* EXERCISE MATERIAL
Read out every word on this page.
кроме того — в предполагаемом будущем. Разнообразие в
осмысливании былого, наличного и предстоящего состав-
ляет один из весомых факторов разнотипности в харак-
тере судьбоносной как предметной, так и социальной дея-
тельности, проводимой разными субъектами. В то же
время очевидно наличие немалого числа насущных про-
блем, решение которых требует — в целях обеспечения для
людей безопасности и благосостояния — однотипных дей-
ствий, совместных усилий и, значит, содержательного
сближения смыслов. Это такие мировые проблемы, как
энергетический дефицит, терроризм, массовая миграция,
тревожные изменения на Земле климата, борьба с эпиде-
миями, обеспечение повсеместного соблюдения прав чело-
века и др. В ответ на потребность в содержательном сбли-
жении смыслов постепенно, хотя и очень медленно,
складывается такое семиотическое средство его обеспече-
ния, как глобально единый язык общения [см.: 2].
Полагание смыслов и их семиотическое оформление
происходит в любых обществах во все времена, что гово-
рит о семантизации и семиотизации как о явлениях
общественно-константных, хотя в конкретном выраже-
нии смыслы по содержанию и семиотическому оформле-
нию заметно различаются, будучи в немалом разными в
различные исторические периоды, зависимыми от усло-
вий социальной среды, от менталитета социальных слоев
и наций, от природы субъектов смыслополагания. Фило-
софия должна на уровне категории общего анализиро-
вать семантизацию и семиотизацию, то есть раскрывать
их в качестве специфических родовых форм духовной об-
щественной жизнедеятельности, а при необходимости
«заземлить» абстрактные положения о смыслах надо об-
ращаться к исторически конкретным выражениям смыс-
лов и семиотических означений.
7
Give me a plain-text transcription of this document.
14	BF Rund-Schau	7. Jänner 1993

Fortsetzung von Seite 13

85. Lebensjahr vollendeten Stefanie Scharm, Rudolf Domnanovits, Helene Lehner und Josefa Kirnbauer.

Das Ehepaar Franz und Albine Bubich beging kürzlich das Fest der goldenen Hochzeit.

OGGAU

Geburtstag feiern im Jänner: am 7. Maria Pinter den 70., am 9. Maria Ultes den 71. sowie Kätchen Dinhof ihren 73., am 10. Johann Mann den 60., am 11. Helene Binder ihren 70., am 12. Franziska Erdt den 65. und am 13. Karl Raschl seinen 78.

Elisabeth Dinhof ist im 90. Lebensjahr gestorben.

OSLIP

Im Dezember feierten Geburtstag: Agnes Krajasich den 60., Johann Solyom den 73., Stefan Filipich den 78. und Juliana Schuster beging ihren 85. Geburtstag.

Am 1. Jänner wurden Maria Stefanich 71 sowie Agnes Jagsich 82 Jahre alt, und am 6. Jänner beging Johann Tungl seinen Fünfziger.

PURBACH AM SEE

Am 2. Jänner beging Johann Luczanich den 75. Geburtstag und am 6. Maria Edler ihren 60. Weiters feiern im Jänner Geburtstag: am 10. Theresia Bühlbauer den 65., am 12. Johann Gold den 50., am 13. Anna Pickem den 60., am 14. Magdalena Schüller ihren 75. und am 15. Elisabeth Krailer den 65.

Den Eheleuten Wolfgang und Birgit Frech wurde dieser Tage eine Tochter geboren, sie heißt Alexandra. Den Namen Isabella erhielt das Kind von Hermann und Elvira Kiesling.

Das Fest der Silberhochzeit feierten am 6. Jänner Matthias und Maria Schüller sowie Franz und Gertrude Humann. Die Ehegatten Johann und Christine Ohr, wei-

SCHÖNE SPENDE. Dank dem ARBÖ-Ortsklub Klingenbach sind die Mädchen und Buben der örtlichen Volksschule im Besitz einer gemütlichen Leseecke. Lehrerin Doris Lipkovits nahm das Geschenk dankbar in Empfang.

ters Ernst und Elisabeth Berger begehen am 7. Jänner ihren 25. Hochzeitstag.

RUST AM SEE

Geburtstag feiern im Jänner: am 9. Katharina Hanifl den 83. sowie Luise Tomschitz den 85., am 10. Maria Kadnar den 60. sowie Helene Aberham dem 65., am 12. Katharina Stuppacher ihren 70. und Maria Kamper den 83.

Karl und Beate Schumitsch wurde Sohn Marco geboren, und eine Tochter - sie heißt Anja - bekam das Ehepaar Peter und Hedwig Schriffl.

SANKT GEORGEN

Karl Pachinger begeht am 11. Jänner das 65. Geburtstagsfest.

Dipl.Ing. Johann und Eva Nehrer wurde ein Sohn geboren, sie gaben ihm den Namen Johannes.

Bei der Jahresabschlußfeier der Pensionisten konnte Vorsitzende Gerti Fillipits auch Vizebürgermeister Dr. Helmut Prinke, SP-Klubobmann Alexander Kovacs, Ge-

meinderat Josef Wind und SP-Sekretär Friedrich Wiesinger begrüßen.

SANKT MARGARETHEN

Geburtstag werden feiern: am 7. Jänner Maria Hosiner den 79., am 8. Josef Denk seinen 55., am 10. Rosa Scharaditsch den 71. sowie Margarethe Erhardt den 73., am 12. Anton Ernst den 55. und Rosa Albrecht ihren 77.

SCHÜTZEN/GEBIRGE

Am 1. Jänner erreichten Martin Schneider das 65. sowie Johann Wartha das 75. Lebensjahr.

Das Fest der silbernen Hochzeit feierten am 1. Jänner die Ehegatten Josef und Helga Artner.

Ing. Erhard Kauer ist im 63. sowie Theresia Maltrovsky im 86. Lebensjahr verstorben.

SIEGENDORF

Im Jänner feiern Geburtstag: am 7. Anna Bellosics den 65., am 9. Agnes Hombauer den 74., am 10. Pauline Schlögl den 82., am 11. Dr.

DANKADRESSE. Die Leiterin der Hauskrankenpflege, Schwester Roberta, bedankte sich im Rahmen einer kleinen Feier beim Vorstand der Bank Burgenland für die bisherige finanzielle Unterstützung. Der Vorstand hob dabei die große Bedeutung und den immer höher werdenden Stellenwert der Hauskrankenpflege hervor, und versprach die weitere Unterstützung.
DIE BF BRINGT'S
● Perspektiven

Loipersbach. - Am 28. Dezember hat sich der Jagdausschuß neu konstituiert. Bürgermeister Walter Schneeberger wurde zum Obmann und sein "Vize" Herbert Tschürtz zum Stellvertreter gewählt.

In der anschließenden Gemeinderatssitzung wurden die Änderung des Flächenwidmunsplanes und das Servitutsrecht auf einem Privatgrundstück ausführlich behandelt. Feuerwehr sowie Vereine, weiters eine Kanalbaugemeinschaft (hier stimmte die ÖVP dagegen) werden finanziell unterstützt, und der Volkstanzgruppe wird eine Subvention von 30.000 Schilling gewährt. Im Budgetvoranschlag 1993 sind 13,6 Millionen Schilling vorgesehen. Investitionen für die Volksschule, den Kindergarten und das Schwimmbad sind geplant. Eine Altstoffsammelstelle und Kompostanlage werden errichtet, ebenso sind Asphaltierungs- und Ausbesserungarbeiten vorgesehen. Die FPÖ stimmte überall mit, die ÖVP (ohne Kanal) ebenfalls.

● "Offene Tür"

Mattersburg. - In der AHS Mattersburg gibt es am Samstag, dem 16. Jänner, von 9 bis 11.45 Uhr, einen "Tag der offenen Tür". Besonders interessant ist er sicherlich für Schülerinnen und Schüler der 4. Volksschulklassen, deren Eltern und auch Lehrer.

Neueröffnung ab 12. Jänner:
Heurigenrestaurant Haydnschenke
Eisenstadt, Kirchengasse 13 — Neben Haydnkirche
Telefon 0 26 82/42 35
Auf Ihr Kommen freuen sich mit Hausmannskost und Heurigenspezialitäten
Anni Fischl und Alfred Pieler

* STATED EXERCISE
Reproduce the material above, every line of it, exactly.

* EXPECTED ANSWER
Read out every word on this page.
кроме того — в предполагаемом будущем. Разнообразие в
осмысливании былого, наличного и предстоящего состав-
ляет один из весомых факторов разнотипности в харак-
тере судьбоносной как предметной, так и социальной дея-
тельности, проводимой разными субъектами. В то же
время очевидно наличие немалого числа насущных про-
блем, решение которых требует — в целях обеспечения для
людей безопасности и благосостояния — однотипных дей-
ствий, совместных усилий и, значит, содержательного
сближения смыслов. Это такие мировые проблемы, как
энергетический дефицит, терроризм, массовая миграция,
тревожные изменения на Земле климата, борьба с эпиде-
миями, обеспечение повсеместного соблюдения прав чело-
века и др. В ответ на потребность в содержательном сбли-
жении смыслов постепенно, хотя и очень медленно,
складывается такое семиотическое средство его обеспече-
ния, как глобально единый язык общения [см.: 2].
Полагание смыслов и их семиотическое оформление
происходит в любых обществах во все времена, что гово-
рит о семантизации и семиотизации как о явлениях
общественно-константных, хотя в конкретном выраже-
нии смыслы по содержанию и семиотическому оформле-
нию заметно различаются, будучи в немалом разными в
различные исторические периоды, зависимыми от усло-
вий социальной среды, от менталитета социальных слоев
и наций, от природы субъектов смыслополагания. Фило-
софия должна на уровне категории общего анализиро-
вать семантизацию и семиотизацию, то есть раскрывать
их в качестве специфических родовых форм духовной об-
щественной жизнедеятельности, а при необходимости
«заземлить» абстрактные положения о смыслах надо об-
ращаться к исторически конкретным выражениям смыс-
лов и семиотических означений.
7
Give me a plain-text transcription of this document.
14	BF Rund-Schau	7. Jänner 1993

Fortsetzung von Seite 13

85. Lebensjahr vollendeten Stefanie Scharm, Rudolf Domnanovits, Helene Lehner und Josefa Kirnbauer.

Das Ehepaar Franz und Albine Bubich beging kürzlich das Fest der goldenen Hochzeit.

OGGAU

Geburtstag feiern im Jänner: am 7. Maria Pinter den 70., am 9. Maria Ultes den 71. sowie Kätchen Dinhof ihren 73., am 10. Johann Mann den 60., am 11. Helene Binder ihren 70., am 12. Franziska Erdt den 65. und am 13. Karl Raschl seinen 78.

Elisabeth Dinhof ist im 90. Lebensjahr gestorben.

OSLIP

Im Dezember feierten Geburtstag: Agnes Krajasich den 60., Johann Solyom den 73., Stefan Filipich den 78. und Juliana Schuster beging ihren 85. Geburtstag.

Am 1. Jänner wurden Maria Stefanich 71 sowie Agnes Jagsich 82 Jahre alt, und am 6. Jänner beging Johann Tungl seinen Fünfziger.

PURBACH AM SEE

Am 2. Jänner beging Johann Luczanich den 75. Geburtstag und am 6. Maria Edler ihren 60. Weiters feiern im Jänner Geburtstag: am 10. Theresia Bühlbauer den 65., am 12. Johann Gold den 50., am 13. Anna Pickem den 60., am 14. Magdalena Schüller ihren 75. und am 15. Elisabeth Krailer den 65.

Den Eheleuten Wolfgang und Birgit Frech wurde dieser Tage eine Tochter geboren, sie heißt Alexandra. Den Namen Isabella erhielt das Kind von Hermann und Elvira Kiesling.

Das Fest der Silberhochzeit feierten am 6. Jänner Matthias und Maria Schüller sowie Franz und Gertrude Humann. Die Ehegatten Johann und Christine Ohr, wei-

SCHÖNE SPENDE. Dank dem ARBÖ-Ortsklub Klingenbach sind die Mädchen und Buben der örtlichen Volksschule im Besitz einer gemütlichen Leseecke. Lehrerin Doris Lipkovits nahm das Geschenk dankbar in Empfang.

ters Ernst und Elisabeth Berger begehen am 7. Jänner ihren 25. Hochzeitstag.

RUST AM SEE

Geburtstag feiern im Jänner: am 9. Katharina Hanifl den 83. sowie Luise Tomschitz den 85., am 10. Maria Kadnar den 60. sowie Helene Aberham dem 65., am 12. Katharina Stuppacher ihren 70. und Maria Kamper den 83.

Karl und Beate Schumitsch wurde Sohn Marco geboren, und eine Tochter - sie heißt Anja - bekam das Ehepaar Peter und Hedwig Schriffl.

SANKT GEORGEN

Karl Pachinger begeht am 11. Jänner das 65. Geburtstagsfest.

Dipl.Ing. Johann und Eva Nehrer wurde ein Sohn geboren, sie gaben ihm den Namen Johannes.

Bei der Jahresabschlußfeier der Pensionisten konnte Vorsitzende Gerti Fillipits auch Vizebürgermeister Dr. Helmut Prinke, SP-Klubobmann Alexander Kovacs, Ge-

meinderat Josef Wind und SP-Sekretär Friedrich Wiesinger begrüßen.

SANKT MARGARETHEN

Geburtstag werden feiern: am 7. Jänner Maria Hosiner den 79., am 8. Josef Denk seinen 55., am 10. Rosa Scharaditsch den 71. sowie Margarethe Erhardt den 73., am 12. Anton Ernst den 55. und Rosa Albrecht ihren 77.

SCHÜTZEN/GEBIRGE

Am 1. Jänner erreichten Martin Schneider das 65. sowie Johann Wartha das 75. Lebensjahr.

Das Fest der silbernen Hochzeit feierten am 1. Jänner die Ehegatten Josef und Helga Artner.

Ing. Erhard Kauer ist im 63. sowie Theresia Maltrovsky im 86. Lebensjahr verstorben.

SIEGENDORF

Im Jänner feiern Geburtstag: am 7. Anna Bellosics den 65., am 9. Agnes Hombauer den 74., am 10. Pauline Schlögl den 82., am 11. Dr.

DANKADRESSE. Die Leiterin der Hauskrankenpflege, Schwester Roberta, bedankte sich im Rahmen einer kleinen Feier beim Vorstand der Bank Burgenland für die bisherige finanzielle Unterstützung. Der Vorstand hob dabei die große Bedeutung und den immer höher werdenden Stellenwert der Hauskrankenpflege hervor, und versprach die weitere Unterstützung.
DIE BF BRINGT'S
● Perspektiven

Loipersbach. - Am 28. Dezember hat sich der Jagdausschuß neu konstituiert. Bürgermeister Walter Schneeberger wurde zum Obmann und sein "Vize" Herbert Tschürtz zum Stellvertreter gewählt.

In der anschließenden Gemeinderatssitzung wurden die Änderung des Flächenwidmunsplanes und das Servitutsrecht auf einem Privatgrundstück ausführlich behandelt. Feuerwehr sowie Vereine, weiters eine Kanalbaugemeinschaft (hier stimmte die ÖVP dagegen) werden finanziell unterstützt, und der Volkstanzgruppe wird eine Subvention von 30.000 Schilling gewährt. Im Budgetvoranschlag 1993 sind 13,6 Millionen Schilling vorgesehen. Investitionen für die Volksschule, den Kindergarten und das Schwimmbad sind geplant. Eine Altstoffsammelstelle und Kompostanlage werden errichtet, ebenso sind Asphaltierungs- und Ausbesserungarbeiten vorgesehen. Die FPÖ stimmte überall mit, die ÖVP (ohne Kanal) ebenfalls.

● "Offene Tür"

Mattersburg. - In der AHS Mattersburg gibt es am Samstag, dem 16. Jänner, von 9 bis 11.45 Uhr, einen "Tag der offenen Tür". Besonders interessant ist er sicherlich für Schülerinnen und Schüler der 4. Volksschulklassen, deren Eltern und auch Lehrer.

Neueröffnung ab 12. Jänner:
Heurigenrestaurant Haydnschenke
Eisenstadt, Kirchengasse 13 — Neben Haydnkirche
Telefon 0 26 82/42 35
Auf Ihr Kommen freuen sich mit Hausmannskost und Heurigenspezialitäten
Anni Fischl und Alfred Pieler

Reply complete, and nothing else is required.